» Objective:
Each of the entries should be retyped precisely as it appears.
— START Data supplied —
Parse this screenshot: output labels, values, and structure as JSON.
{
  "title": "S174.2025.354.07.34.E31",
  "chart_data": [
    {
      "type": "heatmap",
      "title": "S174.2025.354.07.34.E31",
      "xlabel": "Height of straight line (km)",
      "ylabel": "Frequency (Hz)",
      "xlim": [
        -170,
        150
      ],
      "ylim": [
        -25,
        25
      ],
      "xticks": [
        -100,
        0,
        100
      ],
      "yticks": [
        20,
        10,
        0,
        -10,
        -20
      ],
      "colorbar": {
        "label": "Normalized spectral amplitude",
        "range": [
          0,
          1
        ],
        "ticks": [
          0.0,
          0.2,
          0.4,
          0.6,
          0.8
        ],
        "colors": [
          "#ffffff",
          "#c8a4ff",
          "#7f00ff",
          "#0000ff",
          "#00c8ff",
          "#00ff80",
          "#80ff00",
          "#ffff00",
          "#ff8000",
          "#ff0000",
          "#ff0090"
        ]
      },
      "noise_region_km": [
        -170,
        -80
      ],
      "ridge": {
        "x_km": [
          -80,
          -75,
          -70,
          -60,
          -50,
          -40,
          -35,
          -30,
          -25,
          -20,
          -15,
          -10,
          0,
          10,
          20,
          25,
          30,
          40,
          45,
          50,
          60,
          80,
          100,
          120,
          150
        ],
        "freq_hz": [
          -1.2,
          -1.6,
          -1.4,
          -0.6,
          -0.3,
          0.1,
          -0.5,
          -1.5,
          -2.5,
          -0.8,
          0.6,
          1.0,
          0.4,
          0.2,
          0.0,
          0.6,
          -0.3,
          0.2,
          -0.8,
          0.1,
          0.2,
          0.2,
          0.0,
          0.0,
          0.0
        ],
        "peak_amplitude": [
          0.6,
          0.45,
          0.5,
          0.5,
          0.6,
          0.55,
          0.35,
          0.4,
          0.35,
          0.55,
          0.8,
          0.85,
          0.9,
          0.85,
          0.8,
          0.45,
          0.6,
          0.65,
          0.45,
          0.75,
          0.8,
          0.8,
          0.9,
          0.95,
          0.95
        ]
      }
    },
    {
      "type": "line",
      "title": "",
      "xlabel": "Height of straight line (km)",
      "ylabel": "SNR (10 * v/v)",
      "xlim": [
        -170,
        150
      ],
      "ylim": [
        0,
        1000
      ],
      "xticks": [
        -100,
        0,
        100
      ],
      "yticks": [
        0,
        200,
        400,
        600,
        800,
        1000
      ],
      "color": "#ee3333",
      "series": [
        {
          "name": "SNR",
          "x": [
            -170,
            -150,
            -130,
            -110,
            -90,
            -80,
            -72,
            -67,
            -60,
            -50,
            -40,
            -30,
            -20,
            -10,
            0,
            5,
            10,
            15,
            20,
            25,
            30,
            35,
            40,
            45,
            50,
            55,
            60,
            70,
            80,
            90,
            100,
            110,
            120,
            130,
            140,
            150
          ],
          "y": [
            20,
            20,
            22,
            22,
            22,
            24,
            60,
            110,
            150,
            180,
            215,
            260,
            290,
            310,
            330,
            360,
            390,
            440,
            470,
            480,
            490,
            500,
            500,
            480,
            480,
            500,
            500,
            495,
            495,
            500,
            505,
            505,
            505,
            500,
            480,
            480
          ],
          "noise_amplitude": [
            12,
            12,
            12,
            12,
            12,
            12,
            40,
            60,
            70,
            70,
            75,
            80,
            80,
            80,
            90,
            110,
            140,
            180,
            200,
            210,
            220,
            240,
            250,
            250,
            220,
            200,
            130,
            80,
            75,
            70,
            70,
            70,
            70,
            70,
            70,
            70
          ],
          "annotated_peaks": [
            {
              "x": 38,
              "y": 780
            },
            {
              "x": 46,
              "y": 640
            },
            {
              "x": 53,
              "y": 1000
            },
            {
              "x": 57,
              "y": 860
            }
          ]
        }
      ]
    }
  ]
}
— END Data supplied —
» Response to the exercise:
Parse this screenshot: output labels, values, and structure as JSON.
{
  "title": "S174.2025.354.07.34.E31",
  "chart_data": [
    {
      "type": "heatmap",
      "title": "S174.2025.354.07.34.E31",
      "xlabel": "Height of straight line (km)",
      "ylabel": "Frequency (Hz)",
      "xlim": [
        -170,
        150
      ],
      "ylim": [
        -25,
        25
      ],
      "xticks": [
        -100,
        0,
        100
      ],
      "yticks": [
        20,
        10,
        0,
        -10,
        -20
      ],
      "colorbar": {
        "label": "Normalized spectral amplitude",
        "range": [
          0,
          1
        ],
        "ticks": [
          0.0,
          0.2,
          0.4,
          0.6,
          0.8
        ],
        "colors": [
          "#ffffff",
          "#c8a4ff",
          "#7f00ff",
          "#0000ff",
          "#00c8ff",
          "#00ff80",
          "#80ff00",
          "#ffff00",
          "#ff8000",
          "#ff0000",
          "#ff0090"
        ]
      },
      "noise_region_km": [
        -170,
        -80
      ],
      "ridge": {
        "x_km": [
          -80,
          -75,
          -70,
          -60,
          -50,
          -40,
          -35,
          -30,
          -25,
          -20,
          -15,
          -10,
          0,
          10,
          20,
          25,
          30,
          40,
          45,
          50,
          60,
          80,
          100,
          120,
          150
        ],
        "freq_hz": [
          -1.2,
          -1.6,
          -1.4,
          -0.6,
          -0.3,
          0.1,
          -0.5,
          -1.5,
          -2.5,
          -0.8,
          0.6,
          1.0,
          0.4,
          0.2,
          0.0,
          0.6,
          -0.3,
          0.2,
          -0.8,
          0.1,
          0.2,
          0.2,
          0.0,
          0.0,
          0.0
        ],
        "peak_amplitude": [
          0.6,
          0.45,
          0.5,
          0.5,
          0.6,
          0.55,
          0.35,
          0.4,
          0.35,
          0.55,
          0.8,
          0.85,
          0.9,
          0.85,
          0.8,
          0.45,
          0.6,
          0.65,
          0.45,
          0.75,
          0.8,
          0.8,
          0.9,
          0.95,
          0.95
        ]
      }
    },
    {
      "type": "line",
      "title": "",
      "xlabel": "Height of straight line (km)",
      "ylabel": "SNR (10 * v/v)",
      "xlim": [
        -170,
        150
      ],
      "ylim": [
        0,
        1000
      ],
      "xticks": [
        -100,
        0,
        100
      ],
      "yticks": [
        0,
        200,
        400,
        600,
        800,
        1000
      ],
      "color": "#ee3333",
      "series": [
        {
          "name": "SNR",
          "x": [
            -170,
            -150,
            -130,
            -110,
            -90,
            -80,
            -72,
            -67,
            -60,
            -50,
            -40,
            -30,
            -20,
            -10,
            0,
            5,
            10,
            15,
            20,
            25,
            30,
            35,
            40,
            45,
            50,
            55,
            60,
            70,
            80,
            90,
            100,
            110,
            120,
            130,
            140,
            150
          ],
          "y": [
            20,
            20,
            22,
            22,
            22,
            24,
            60,
            110,
            150,
            180,
            215,
            260,
            290,
            310,
            330,
            360,
            390,
            440,
            470,
            480,
            490,
            500,
            500,
            480,
            480,
            500,
            500,
            495,
            495,
            500,
            505,
            505,
            505,
            500,
            480,
            480
          ],
          "noise_amplitude": [
            12,
            12,
            12,
            12,
            12,
            12,
            40,
            60,
            70,
            70,
            75,
            80,
            80,
            80,
            90,
            110,
            140,
            180,
            200,
            210,
            220,
            240,
            250,
            250,
            220,
            200,
            130,
            80,
            75,
            70,
            70,
            70,
            70,
            70,
            70,
            70
          ],
          "annotated_peaks": [
            {
              "x": 38,
              "y": 780
            },
            {
              "x": 46,
              "y": 640
            },
            {
              "x": 53,
              "y": 1000
            },
            {
              "x": 57,
              "y": 860
            }
          ]
        }
      ]
    }
  ]
}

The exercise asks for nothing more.